Instruction.
Go through the lines below and copy each one that holds the string "nimetä".

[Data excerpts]
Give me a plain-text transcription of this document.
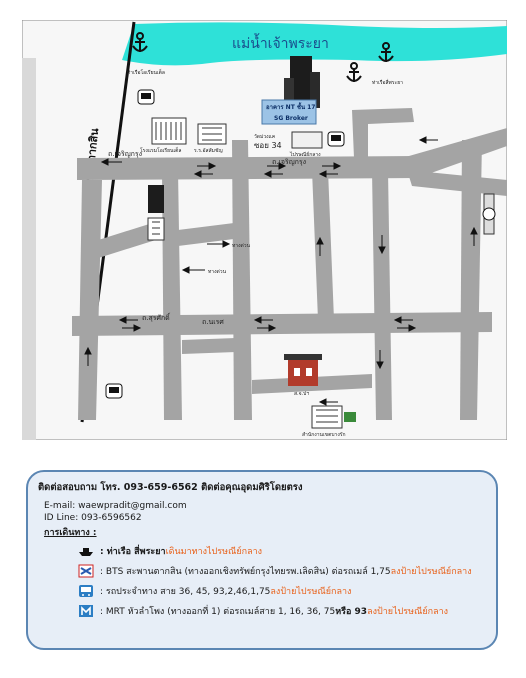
แม่น้ำเจ้าพระยา
ถ.เจริญกรุง
ถ.เจริญกรุง
ถ.สุรศักดิ์	ถ.นเรศ
ท่าเรือโอเรียนเต็ล
ท่าเรือสี่พระยา
อาคาร NT ชั้น 17
SG Broker
โรงแรมโอเรียนเต็ล	ร.ร.อัสสัมชัญ
ไปรษณีย์กลาง
วัดม่วงแค
ซอย 34
ส.จ.ปฯ
สำนักงานเขตบางรัก
ทางด่วน
ทางด่วน
ติดต่อสอบถาม โทร. 093-659-6562 ติดต่อคุณอุดมศิริโดยตรง
E-mail: waewpradit@gmail.com
ID Line: 093-6596562
การเดินทาง :
: ท่าเรือ สี่พระยา เดินมาทางไปรษณีย์กลาง
: BTS สะพานตากสิน (ทางออกเชิงทรัพย์กรุงไทยรพ.เลิดสิน) ต่อรถเมล์ 1,75 ลงป้ายไปรษณีย์กลาง
: รถประจำทาง สาย 36, 45, 93,2,46,1,75 ลงป้ายไปรษณีย์กลาง
: MRT หัวลำโพง (ทางออกที่ 1) ต่อรถเมล์สาย 1, 16, 36, 75 หรือ 93 ลงป้ายไปรษณีย์กลาง
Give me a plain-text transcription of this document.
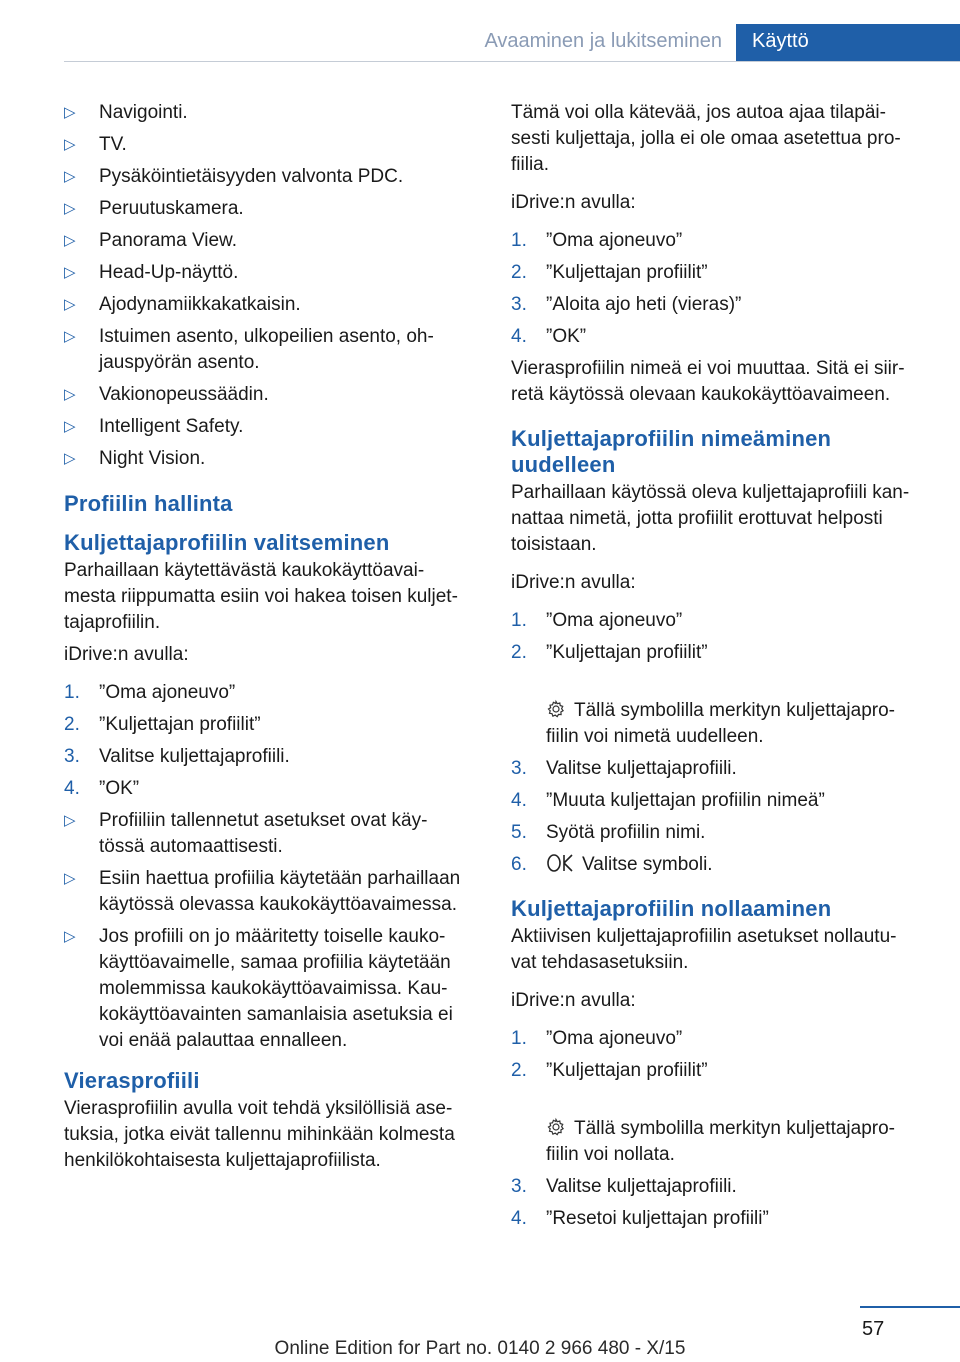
Avaaminen ja lukitseminen	Käyttö
▷ Navigointi.
▷ TV.
▷ Pysäköintietäisyyden valvonta PDC.
▷ Peruutuskamera.
▷ Panorama View.
▷ Head-Up-näyttö.
▷ Ajodynamiikkakatkaisin.
▷ Istuimen asento, ulkopeilien asento, oh-
jauspyörän asento.
▷ Vakionopeussäädin.
▷ Intelligent Safety.
▷ Night Vision.
Profiilin hallinta
Kuljettajaprofiilin valitseminen
Parhaillaan käytettävästä kaukokäyttöavai-
mesta riippumatta esiin voi hakea toisen kuljet-
tajaprofiilin.
iDrive:n avulla:
1. ”Oma ajoneuvo”
2. ”Kuljettajan profiilit”
3. Valitse kuljettajaprofiili.
4. ”OK”
▷ Profiiliin tallennetut asetukset ovat käy-
tössä automaattisesti.
▷ Esiin haettua profiilia käytetään parhaillaan
käytössä olevassa kaukokäyttöavaimessa.
▷ Jos profiili on jo määritetty toiselle kauko-
käyttöavaimelle, samaa profiilia käytetään
molemmissa kaukokäyttöavaimissa. Kau-
kokäyttöavainten samanlaisia asetuksia ei
voi enää palauttaa ennalleen.
Vierasprofiili
Vierasprofiilin avulla voit tehdä yksilöllisiä ase-
tuksia, jotka eivät tallennu mihinkään kolmesta
henkilökohtaisesta kuljettajaprofiilista.
Tämä voi olla kätevää, jos autoa ajaa tilapäi-
sesti kuljettaja, jolla ei ole omaa asetettua pro-
fiilia.
iDrive:n avulla:
1. ”Oma ajoneuvo”
2. ”Kuljettajan profiilit”
3. ”Aloita ajo heti (vieras)”
4. ”OK”
Vierasprofiilin nimeä ei voi muuttaa. Sitä ei siir-
retä käytössä olevaan kaukokäyttöavaimeen.
Kuljettajaprofiilin nimeäminen
uudelleen
Parhaillaan käytössä oleva kuljettajaprofiili kan-
nattaa nimetä, jotta profiilit erottuvat helposti
toisistaan.
iDrive:n avulla:
1. ”Oma ajoneuvo”
2. ”Kuljettajan profiilit”

Tällä symbolilla merkityn kuljettajapro-
fiilin voi nimetä uudelleen.

3. Valitse kuljettajaprofiili.
4. ”Muuta kuljettajan profiilin nimeä”
5. Syötä profiilin nimi.
6.	Valitse symboli.
Kuljettajaprofiilin nollaaminen
Aktiivisen kuljettajaprofiilin asetukset nollautu-
vat tehdasasetuksiin.
iDrive:n avulla:
1. ”Oma ajoneuvo”
2. ”Kuljettajan profiilit”

Tällä symbolilla merkityn kuljettajapro-
fiilin voi nollata.

3. Valitse kuljettajaprofiili.
4. ”Resetoi kuljettajan profiili”
57
Online Edition for Part no. 0140 2 966 480 - X/15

Written solution.
nattaa nimetä, jotta profiilit erottuvat helposti
fiilin voi nimetä uudelleen.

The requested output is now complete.